#### What you will do
A. Answer these questions about the essay on disappointment:
(i) What does self compassion invite us to do instead of pushing our feelings away or shaming ourselves?
(ii) Between which two things did the writer realize there is a direct connection?
(iii) What was the inner child protecting the writer from by denying disappointment?
B. From the essay on disappointment, return word for word the passage starting with "Through additional inner" and going on through "feeling let down.".
* Begin Text segment *
Dealing with disappointment when you feel let down

Photo by Verne Ho on Unsplash

Self compassion invites us to sink into our feelings rather than pushing them away or shaming ourselves. Through mindful self compassion practice, I’ve recently come to terms with the role of disappointment in my life.

Through additional inner parts work, I learned how much I tried to avoid disappointment. And how that linked back to the lack of support in my childhood and the constant experience of feeling let down.

I was never allowed to voice my feelings of disappointment, so I buried them. As a result, I tried to prop myself up with platitudes and words of false encouragement.

I beat myself up for not getting over things and denied myself the right to feel my disappointment. I also realized the direct connection between disappointment and expectation (more below).

Disappointment and the inner child

Denying myself disappointment was my inner child‘s way of protecting me from pain. With no one willing to support me through my emotions, navigating disappointment felt too difficult for me as a child.

Instead, I numbed out and depersonalized when someone or something let me down. It felt like a type of death. Rather than voicing my feelings, I fled them as a survival mechanism.
* End Text segment *
* Begin Provided data *
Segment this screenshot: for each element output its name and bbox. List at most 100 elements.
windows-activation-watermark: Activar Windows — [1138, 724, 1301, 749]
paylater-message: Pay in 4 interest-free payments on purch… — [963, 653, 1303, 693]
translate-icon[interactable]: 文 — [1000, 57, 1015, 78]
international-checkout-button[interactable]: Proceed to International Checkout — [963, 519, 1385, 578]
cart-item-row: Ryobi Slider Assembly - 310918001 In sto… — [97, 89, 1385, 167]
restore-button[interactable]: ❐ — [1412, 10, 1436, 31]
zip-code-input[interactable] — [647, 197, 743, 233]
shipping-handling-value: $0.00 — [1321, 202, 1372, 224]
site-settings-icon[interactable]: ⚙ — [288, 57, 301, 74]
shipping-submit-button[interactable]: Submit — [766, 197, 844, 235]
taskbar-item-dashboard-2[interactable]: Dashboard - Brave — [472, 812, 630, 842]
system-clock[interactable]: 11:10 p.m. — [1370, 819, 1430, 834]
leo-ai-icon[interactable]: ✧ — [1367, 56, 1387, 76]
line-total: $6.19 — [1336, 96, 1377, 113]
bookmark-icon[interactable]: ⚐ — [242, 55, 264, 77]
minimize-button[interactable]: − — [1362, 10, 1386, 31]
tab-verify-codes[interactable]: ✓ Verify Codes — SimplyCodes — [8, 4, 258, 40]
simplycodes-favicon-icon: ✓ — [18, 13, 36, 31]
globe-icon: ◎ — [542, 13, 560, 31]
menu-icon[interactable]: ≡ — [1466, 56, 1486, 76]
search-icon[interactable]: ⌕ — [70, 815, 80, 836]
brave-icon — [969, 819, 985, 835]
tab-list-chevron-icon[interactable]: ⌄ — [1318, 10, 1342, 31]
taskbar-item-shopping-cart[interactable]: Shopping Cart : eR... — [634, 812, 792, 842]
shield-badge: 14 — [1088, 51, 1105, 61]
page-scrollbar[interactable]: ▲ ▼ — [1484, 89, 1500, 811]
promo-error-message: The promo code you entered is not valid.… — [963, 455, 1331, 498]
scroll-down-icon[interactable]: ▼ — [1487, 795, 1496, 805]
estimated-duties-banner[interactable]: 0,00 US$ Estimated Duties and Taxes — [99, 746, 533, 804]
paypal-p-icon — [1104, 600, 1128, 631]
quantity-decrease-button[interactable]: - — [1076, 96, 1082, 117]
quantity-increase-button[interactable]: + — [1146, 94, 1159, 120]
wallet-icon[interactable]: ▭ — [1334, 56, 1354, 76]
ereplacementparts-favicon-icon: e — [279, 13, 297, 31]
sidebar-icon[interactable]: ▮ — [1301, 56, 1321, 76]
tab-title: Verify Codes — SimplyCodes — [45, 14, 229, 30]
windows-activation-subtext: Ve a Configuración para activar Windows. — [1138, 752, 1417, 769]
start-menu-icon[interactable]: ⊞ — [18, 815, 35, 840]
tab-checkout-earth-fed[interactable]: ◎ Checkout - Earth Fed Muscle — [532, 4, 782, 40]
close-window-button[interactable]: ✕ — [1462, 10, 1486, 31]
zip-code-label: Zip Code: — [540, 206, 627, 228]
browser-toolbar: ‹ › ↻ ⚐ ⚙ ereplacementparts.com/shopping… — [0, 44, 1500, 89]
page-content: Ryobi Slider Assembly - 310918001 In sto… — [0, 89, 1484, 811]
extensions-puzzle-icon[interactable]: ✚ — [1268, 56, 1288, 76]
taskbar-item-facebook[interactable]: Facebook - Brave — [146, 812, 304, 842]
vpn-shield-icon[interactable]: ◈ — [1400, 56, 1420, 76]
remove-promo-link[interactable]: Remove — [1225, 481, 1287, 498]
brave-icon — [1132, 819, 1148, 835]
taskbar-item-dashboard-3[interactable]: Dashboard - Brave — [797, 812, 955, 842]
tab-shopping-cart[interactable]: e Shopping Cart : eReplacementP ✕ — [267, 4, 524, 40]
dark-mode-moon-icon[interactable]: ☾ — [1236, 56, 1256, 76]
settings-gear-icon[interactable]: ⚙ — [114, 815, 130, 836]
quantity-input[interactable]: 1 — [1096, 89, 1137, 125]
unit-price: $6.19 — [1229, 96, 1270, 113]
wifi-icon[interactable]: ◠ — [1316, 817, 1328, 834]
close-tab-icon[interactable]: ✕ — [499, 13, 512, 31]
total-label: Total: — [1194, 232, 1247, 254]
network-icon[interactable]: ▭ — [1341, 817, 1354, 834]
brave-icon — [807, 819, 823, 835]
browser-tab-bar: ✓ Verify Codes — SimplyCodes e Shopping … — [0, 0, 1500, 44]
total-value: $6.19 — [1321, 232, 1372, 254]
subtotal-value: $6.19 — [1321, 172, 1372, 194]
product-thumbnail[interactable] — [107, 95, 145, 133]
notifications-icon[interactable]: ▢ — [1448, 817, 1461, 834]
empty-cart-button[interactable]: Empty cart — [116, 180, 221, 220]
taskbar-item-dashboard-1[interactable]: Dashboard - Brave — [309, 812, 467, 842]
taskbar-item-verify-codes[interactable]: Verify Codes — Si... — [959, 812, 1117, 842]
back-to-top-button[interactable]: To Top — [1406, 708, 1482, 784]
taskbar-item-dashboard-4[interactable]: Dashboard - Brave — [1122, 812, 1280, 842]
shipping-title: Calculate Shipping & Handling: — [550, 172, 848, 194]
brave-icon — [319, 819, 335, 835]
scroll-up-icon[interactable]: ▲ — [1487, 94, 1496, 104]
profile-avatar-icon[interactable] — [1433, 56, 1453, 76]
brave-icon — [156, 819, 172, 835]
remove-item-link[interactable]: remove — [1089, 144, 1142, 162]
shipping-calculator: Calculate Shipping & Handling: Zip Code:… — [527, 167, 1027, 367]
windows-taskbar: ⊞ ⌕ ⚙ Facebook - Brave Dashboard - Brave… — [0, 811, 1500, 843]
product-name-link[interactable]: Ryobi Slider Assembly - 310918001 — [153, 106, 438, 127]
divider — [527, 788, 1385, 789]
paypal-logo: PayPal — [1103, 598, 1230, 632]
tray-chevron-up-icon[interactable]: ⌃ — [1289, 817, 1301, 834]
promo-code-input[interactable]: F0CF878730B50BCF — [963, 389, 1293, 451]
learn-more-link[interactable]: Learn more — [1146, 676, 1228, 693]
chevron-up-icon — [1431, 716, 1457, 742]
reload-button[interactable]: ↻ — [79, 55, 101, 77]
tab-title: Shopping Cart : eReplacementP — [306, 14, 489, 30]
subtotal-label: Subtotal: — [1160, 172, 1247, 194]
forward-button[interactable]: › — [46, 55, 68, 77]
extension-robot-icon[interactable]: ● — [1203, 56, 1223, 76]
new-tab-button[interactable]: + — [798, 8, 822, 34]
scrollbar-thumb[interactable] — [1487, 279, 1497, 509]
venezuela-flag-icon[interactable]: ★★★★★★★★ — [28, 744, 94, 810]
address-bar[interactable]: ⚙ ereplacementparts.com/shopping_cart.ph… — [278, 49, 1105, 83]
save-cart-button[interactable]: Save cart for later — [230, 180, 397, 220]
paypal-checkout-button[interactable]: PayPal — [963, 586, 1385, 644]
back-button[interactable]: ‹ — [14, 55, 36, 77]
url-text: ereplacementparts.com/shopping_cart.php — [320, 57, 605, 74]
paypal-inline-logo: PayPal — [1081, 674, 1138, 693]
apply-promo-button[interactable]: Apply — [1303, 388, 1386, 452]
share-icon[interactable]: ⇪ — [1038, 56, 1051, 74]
* End Provided data *
#### Results by task
A.
(i) It invites us to sink into our feelings.
(ii) Disappointment and expectation.
(iii) Pain.

B.
Through additional inner parts work, I learned how much I tried to avoid disappointment. And how that linked back to the lack of support in my childhood and the constant experience of feeling let down.